§ What is needed:
Search the records that follow and extract every line containing the string "გვერდზე".

§ Records for this exercise:
+ + + +

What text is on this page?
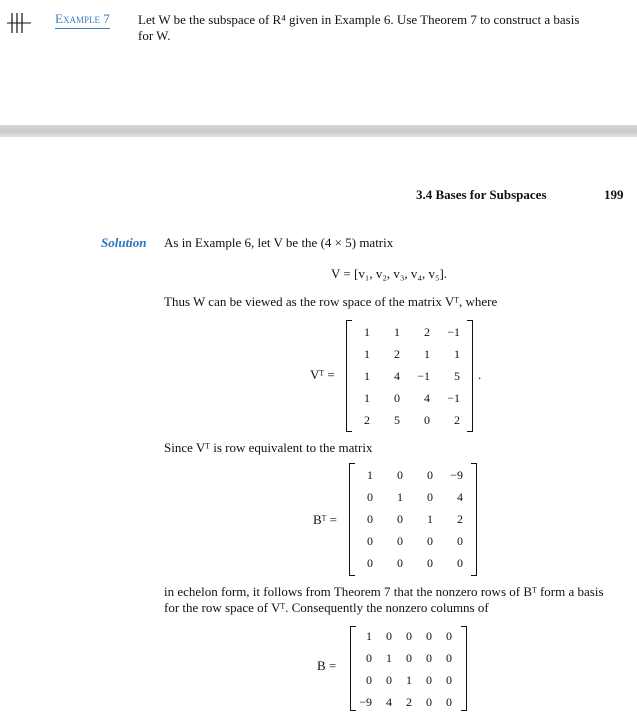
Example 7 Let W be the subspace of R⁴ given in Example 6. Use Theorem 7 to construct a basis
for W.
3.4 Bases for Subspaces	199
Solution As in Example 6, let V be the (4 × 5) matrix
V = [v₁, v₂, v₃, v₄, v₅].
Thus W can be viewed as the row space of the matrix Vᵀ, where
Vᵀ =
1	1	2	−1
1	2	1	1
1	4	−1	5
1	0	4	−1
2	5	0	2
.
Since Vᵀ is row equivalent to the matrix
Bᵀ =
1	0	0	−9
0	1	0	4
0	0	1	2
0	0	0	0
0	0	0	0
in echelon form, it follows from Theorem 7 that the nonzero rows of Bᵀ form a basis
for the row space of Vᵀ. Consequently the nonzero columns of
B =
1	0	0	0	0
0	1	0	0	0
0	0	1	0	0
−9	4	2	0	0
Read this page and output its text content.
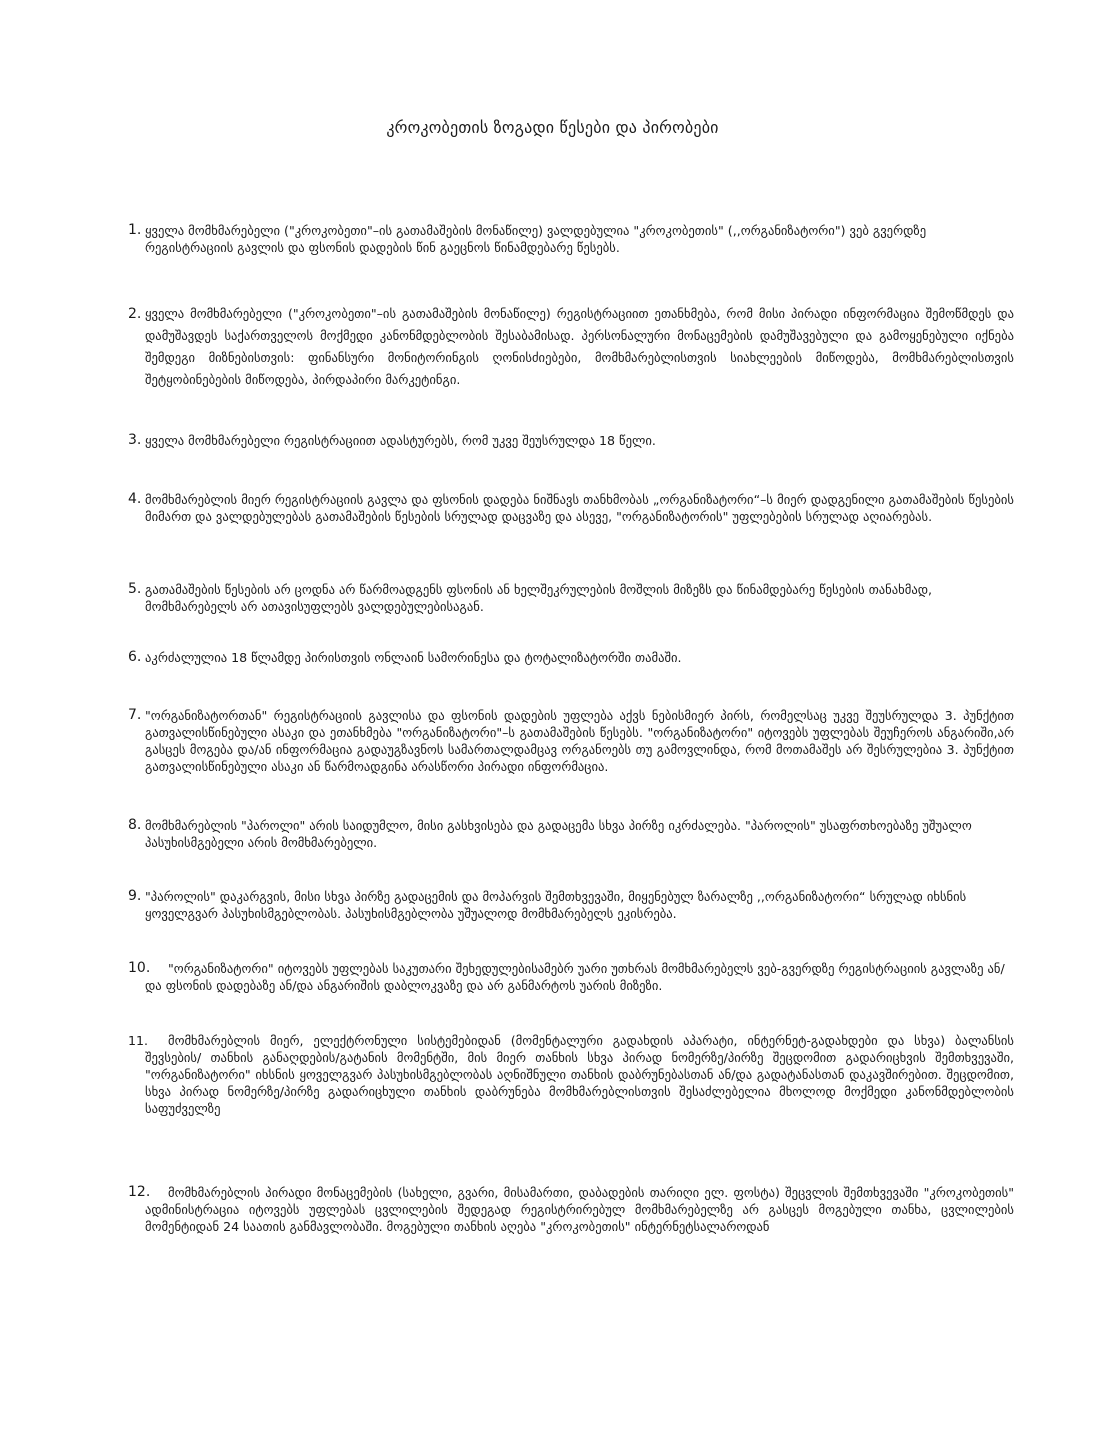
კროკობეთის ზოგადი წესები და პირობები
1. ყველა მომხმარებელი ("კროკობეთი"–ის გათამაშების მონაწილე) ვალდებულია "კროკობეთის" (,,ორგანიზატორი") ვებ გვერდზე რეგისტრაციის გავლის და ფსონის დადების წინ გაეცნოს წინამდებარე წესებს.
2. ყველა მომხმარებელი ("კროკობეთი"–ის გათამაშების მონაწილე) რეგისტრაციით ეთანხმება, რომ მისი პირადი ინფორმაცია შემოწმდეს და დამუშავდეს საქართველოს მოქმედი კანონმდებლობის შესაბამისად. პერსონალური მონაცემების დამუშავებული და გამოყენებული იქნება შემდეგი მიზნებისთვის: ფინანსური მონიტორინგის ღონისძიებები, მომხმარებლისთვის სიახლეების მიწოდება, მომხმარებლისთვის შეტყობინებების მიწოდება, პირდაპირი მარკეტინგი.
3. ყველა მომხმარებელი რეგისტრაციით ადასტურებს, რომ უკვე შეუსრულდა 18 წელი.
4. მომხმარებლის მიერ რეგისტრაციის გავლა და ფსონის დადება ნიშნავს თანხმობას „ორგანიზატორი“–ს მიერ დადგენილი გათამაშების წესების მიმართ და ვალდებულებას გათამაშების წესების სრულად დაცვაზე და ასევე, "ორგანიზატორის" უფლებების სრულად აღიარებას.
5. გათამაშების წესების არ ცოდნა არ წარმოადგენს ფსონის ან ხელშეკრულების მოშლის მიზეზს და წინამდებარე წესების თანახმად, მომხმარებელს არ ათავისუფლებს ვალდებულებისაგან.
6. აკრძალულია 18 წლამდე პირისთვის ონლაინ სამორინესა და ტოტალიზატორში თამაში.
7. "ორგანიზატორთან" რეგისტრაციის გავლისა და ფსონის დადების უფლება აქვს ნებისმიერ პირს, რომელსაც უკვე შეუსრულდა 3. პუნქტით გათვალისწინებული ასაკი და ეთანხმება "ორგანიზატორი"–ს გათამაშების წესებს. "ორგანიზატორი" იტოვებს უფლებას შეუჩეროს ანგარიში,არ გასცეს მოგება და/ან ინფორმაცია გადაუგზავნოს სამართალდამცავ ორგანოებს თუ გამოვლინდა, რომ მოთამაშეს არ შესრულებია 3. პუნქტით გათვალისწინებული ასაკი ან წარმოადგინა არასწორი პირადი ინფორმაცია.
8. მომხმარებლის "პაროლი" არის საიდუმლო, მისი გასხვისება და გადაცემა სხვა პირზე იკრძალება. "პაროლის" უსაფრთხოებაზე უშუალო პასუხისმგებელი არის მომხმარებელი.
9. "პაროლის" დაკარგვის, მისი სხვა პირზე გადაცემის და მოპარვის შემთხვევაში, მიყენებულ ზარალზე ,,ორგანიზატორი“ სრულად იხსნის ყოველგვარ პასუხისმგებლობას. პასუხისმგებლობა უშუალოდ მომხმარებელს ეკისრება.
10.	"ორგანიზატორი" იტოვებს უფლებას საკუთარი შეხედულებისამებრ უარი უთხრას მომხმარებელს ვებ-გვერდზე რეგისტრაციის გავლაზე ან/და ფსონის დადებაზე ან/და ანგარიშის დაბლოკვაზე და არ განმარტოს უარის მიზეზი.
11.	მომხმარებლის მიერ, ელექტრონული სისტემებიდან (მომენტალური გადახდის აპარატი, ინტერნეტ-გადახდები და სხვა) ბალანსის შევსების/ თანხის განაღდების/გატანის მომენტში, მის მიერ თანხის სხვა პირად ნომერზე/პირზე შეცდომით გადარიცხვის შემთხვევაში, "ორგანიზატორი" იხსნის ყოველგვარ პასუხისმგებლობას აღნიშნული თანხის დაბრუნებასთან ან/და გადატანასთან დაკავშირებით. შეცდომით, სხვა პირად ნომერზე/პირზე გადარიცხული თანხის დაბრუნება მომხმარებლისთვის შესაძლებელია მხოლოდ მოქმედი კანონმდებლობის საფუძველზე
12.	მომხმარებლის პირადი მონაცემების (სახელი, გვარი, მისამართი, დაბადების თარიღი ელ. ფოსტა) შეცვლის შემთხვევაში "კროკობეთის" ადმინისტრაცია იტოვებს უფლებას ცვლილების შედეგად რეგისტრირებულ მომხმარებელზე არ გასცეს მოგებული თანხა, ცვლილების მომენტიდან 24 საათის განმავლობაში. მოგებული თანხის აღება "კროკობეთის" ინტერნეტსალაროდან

+ + + +

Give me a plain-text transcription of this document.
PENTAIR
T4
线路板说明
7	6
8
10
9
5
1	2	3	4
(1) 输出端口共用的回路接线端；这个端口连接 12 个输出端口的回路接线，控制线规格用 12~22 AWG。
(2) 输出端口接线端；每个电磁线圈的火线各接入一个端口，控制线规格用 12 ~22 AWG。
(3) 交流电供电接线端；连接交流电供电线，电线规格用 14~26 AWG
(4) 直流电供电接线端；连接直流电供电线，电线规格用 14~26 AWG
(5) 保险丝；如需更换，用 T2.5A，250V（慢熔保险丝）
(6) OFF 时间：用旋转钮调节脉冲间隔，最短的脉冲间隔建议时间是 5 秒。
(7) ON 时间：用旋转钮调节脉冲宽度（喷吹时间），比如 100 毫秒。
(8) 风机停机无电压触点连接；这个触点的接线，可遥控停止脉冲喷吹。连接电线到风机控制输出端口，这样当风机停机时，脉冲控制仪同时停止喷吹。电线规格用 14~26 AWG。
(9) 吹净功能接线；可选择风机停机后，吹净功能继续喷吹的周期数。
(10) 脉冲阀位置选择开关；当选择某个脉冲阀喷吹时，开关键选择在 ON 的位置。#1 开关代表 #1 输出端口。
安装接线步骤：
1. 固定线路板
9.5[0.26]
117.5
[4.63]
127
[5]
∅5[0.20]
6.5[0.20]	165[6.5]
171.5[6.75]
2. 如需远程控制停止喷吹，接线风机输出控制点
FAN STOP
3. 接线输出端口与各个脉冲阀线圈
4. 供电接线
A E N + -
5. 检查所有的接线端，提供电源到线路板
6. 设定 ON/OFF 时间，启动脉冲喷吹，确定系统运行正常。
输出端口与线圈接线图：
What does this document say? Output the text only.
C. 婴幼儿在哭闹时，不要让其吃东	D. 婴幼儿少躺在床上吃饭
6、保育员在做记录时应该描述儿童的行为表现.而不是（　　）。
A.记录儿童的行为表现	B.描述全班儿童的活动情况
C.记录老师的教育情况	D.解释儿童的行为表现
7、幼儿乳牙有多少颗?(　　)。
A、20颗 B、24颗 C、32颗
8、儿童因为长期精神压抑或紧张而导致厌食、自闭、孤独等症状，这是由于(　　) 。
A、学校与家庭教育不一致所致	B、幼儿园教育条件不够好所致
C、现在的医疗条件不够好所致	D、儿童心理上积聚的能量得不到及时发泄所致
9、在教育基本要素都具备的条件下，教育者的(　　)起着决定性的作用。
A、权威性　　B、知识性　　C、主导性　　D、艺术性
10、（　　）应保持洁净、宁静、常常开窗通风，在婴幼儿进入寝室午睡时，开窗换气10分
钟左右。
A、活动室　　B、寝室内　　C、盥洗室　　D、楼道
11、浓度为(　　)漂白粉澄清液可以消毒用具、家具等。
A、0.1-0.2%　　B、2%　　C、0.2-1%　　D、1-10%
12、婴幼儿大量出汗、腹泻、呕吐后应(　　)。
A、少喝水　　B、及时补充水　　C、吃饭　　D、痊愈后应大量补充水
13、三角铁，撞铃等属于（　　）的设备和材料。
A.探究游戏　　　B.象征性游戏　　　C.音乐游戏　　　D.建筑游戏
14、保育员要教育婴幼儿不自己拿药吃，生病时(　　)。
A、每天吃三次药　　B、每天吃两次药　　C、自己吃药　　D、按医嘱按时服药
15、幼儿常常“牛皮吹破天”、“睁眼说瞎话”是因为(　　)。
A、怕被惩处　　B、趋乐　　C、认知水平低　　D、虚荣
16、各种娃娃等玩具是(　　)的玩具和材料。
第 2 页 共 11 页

+ + + +

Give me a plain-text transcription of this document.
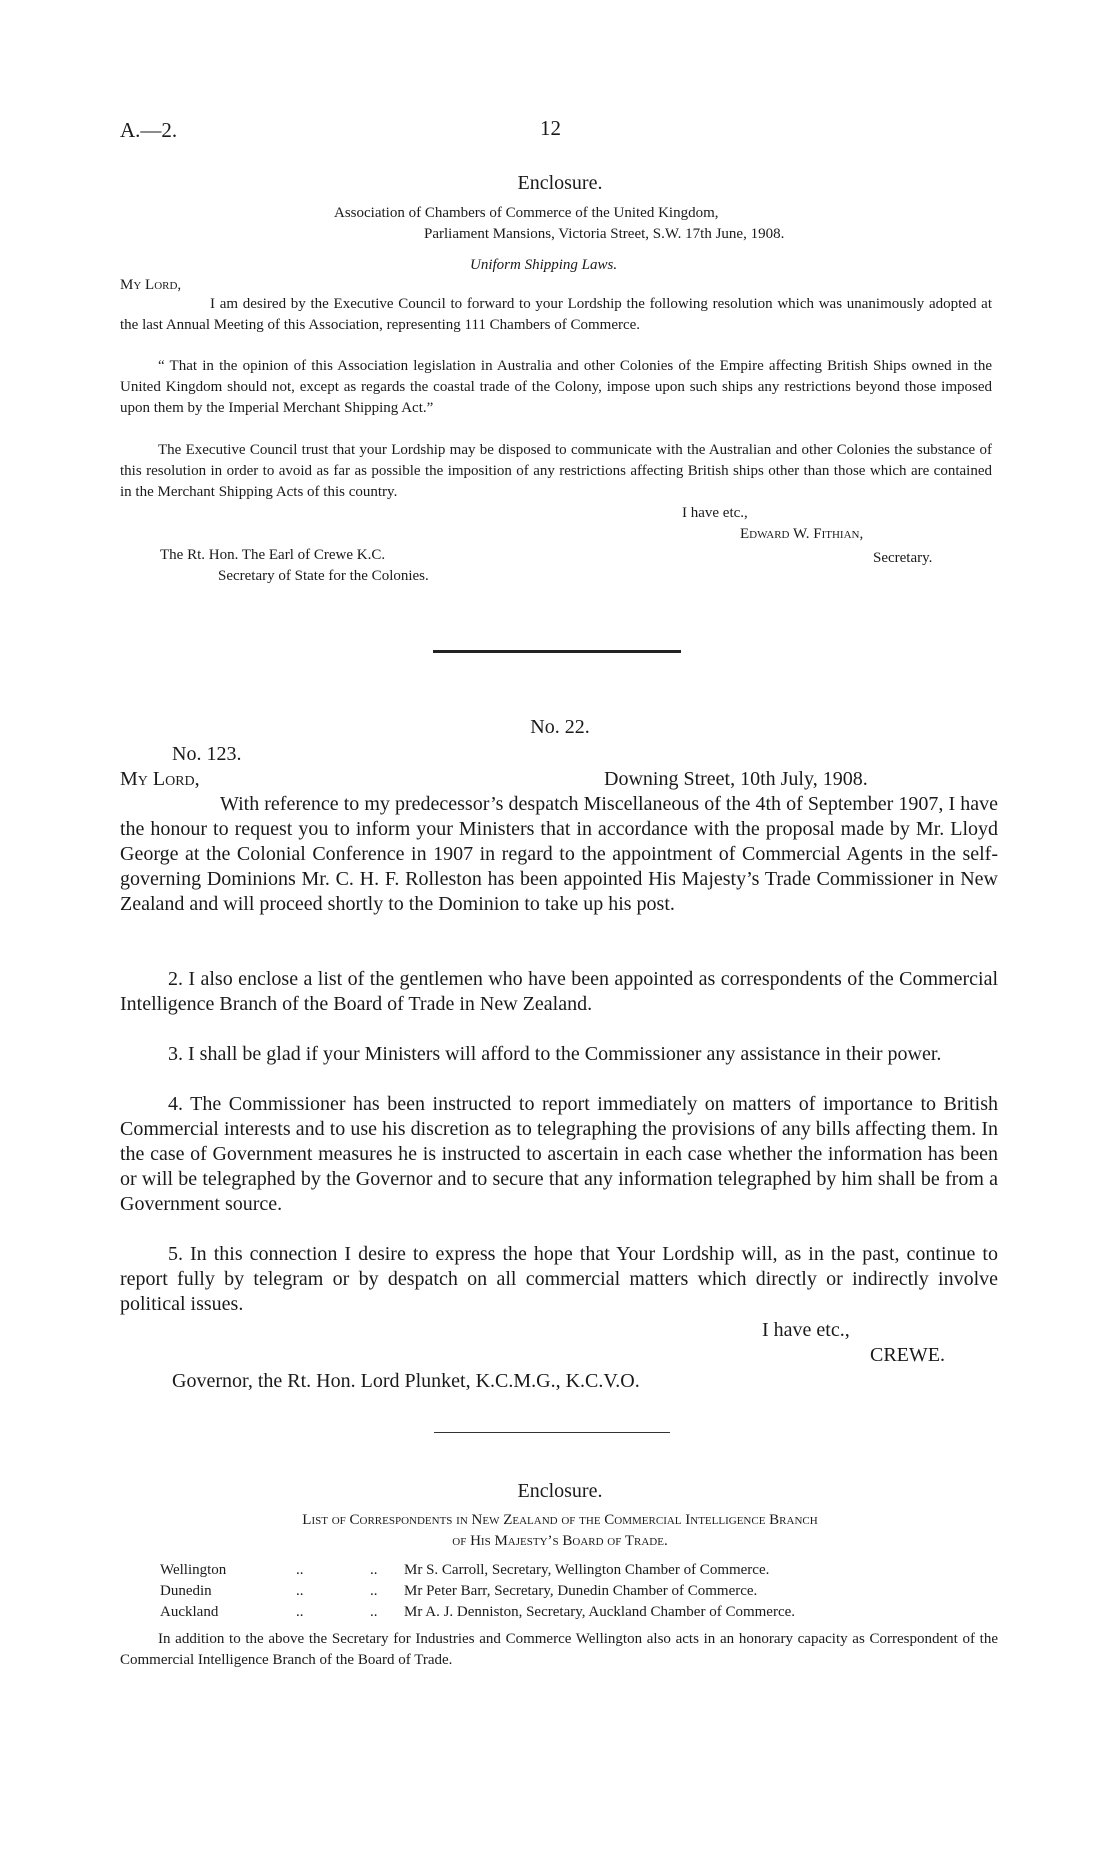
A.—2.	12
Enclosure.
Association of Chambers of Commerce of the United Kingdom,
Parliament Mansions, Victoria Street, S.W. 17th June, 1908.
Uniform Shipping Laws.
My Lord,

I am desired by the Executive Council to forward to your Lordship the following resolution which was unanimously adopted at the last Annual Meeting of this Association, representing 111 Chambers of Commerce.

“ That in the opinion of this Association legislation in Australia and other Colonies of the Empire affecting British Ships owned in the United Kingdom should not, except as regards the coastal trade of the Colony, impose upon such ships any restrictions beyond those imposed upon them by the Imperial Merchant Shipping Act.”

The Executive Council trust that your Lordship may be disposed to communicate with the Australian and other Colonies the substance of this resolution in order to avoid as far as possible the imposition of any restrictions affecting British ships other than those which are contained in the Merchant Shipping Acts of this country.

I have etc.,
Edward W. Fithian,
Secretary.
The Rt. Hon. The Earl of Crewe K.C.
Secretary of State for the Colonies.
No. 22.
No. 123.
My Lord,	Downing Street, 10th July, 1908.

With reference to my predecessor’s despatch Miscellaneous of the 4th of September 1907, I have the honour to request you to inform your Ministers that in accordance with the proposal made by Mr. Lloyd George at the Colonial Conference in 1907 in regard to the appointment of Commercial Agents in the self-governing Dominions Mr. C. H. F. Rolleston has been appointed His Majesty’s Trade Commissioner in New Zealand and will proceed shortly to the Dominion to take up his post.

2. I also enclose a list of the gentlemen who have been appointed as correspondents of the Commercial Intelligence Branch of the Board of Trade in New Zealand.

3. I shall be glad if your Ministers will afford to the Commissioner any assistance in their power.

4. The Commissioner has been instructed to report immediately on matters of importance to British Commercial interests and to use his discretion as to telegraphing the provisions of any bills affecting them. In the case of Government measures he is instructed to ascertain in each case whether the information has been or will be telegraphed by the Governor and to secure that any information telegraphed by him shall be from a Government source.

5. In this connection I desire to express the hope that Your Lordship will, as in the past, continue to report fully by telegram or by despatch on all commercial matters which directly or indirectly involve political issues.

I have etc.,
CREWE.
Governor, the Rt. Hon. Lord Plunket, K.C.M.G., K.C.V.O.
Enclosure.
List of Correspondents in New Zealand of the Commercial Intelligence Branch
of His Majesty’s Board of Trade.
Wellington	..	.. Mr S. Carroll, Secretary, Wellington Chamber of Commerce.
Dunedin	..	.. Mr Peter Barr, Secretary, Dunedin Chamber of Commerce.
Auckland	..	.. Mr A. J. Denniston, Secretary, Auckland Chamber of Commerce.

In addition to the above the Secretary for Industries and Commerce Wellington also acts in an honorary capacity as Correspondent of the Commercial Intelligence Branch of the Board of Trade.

+ + + +

§ Answer in full:
1. ყველა მომხმარებელი ("კროკობეთი"–ის გათამაშების მონაწილე) ვალდებულია "კროკობეთის" (,,ორგანიზატორი") ვებ გვერდზე რეგისტრაციის გავლის და ფსონის დადების წინ გაეცნოს წინამდებარე წესებს.
10.	"ორგანიზატორი" იტოვებს უფლებას საკუთარი შეხედულებისამებრ უარი უთხრას მომხმარებელს ვებ-გვერდზე რეგისტრაციის გავლაზე ან/და ფსონის დადებაზე ან/და ანგარიშის დაბლოკვაზე და არ განმარტოს უარის მიზეზი.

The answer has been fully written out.